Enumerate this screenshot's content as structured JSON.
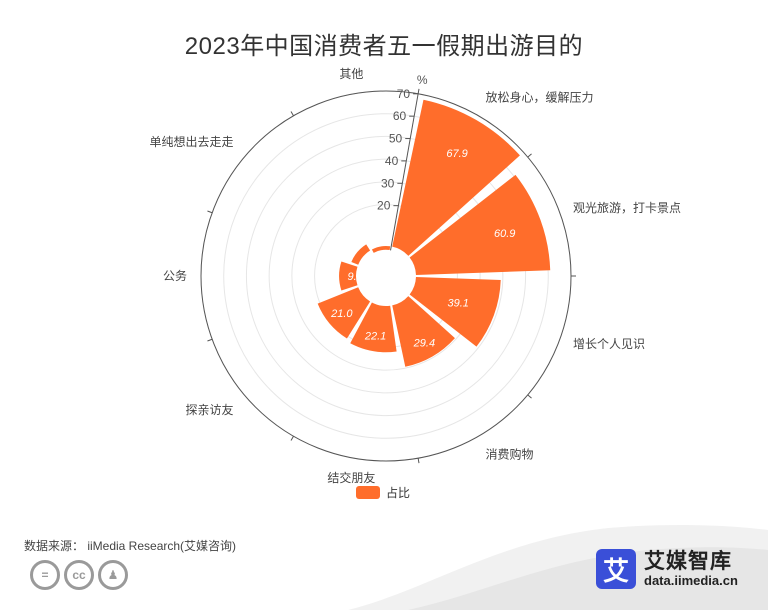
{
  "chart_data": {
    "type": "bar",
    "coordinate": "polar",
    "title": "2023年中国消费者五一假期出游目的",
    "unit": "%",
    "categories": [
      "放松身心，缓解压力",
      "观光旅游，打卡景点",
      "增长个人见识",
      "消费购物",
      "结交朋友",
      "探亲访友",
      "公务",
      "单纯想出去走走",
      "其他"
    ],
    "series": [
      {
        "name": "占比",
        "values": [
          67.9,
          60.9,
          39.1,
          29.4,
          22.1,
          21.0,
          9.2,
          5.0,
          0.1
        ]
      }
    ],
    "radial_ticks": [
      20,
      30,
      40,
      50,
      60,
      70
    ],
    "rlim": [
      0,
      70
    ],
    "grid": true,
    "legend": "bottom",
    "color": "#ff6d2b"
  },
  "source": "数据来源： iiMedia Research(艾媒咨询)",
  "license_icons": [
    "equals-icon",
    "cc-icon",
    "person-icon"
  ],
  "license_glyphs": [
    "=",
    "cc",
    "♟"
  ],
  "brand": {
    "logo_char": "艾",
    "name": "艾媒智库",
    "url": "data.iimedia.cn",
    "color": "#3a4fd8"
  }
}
----
_Instructions for the task_.
Quote the material exactly. Pictures stay out.

_Correct response_.
Enumerate this screenshot's content as structured JSON.
{
  "chart_data": {
    "type": "bar",
    "coordinate": "polar",
    "title": "2023年中国消费者五一假期出游目的",
    "unit": "%",
    "categories": [
      "放松身心，缓解压力",
      "观光旅游，打卡景点",
      "增长个人见识",
      "消费购物",
      "结交朋友",
      "探亲访友",
      "公务",
      "单纯想出去走走",
      "其他"
    ],
    "series": [
      {
        "name": "占比",
        "values": [
          67.9,
          60.9,
          39.1,
          29.4,
          22.1,
          21.0,
          9.2,
          5.0,
          0.1
        ]
      }
    ],
    "radial_ticks": [
      20,
      30,
      40,
      50,
      60,
      70
    ],
    "rlim": [
      0,
      70
    ],
    "grid": true,
    "legend": "bottom",
    "color": "#ff6d2b"
  },
  "source": "数据来源： iiMedia Research(艾媒咨询)",
  "license_icons": [
    "equals-icon",
    "cc-icon",
    "person-icon"
  ],
  "license_glyphs": [
    "=",
    "cc",
    "♟"
  ],
  "brand": {
    "logo_char": "艾",
    "name": "艾媒智库",
    "url": "data.iimedia.cn",
    "color": "#3a4fd8"
  }
}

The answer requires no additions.